Information supplied
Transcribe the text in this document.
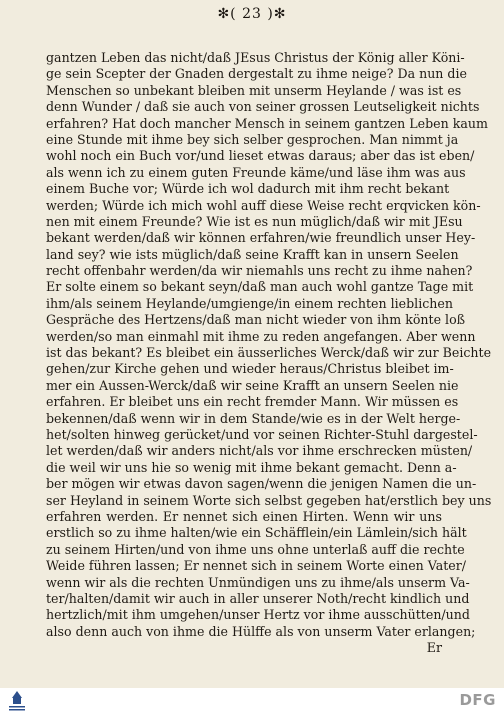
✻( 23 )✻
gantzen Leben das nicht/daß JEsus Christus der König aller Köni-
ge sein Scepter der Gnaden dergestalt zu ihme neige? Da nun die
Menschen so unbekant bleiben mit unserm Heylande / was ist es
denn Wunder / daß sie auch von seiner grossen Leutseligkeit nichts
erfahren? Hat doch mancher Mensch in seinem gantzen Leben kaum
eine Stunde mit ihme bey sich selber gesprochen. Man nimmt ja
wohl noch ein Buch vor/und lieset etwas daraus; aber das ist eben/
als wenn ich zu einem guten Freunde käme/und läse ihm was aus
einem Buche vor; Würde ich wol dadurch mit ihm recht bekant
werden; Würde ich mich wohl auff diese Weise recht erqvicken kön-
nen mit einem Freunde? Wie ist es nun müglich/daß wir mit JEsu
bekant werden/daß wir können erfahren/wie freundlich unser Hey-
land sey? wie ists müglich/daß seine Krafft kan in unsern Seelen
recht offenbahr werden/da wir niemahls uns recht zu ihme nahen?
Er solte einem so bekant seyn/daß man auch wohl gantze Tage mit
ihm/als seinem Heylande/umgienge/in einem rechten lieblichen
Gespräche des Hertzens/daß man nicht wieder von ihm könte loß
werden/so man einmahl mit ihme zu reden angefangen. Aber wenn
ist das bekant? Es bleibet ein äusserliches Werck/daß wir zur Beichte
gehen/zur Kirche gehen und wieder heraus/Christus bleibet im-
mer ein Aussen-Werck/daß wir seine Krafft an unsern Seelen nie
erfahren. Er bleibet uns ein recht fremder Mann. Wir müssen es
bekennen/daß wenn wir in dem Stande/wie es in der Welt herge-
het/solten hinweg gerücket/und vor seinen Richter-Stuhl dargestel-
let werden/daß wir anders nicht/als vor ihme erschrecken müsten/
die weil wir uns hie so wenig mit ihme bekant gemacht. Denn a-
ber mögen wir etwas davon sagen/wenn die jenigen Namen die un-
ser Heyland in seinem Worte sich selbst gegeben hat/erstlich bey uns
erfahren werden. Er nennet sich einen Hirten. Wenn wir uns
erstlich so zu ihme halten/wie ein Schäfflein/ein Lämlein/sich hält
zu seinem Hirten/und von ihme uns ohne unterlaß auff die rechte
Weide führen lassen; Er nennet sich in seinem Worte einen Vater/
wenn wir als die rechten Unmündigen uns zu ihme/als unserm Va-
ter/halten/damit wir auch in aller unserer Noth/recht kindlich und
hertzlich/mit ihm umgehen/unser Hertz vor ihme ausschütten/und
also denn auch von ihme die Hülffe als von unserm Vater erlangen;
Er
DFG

Aim
Pick out each line above that includes "Seelen" and show it.

Exercise solution
land sey? wie ists müglich/daß seine Krafft kan in unsern Seelen
mer ein Aussen-Werck/daß wir seine Krafft an unsern Seelen nie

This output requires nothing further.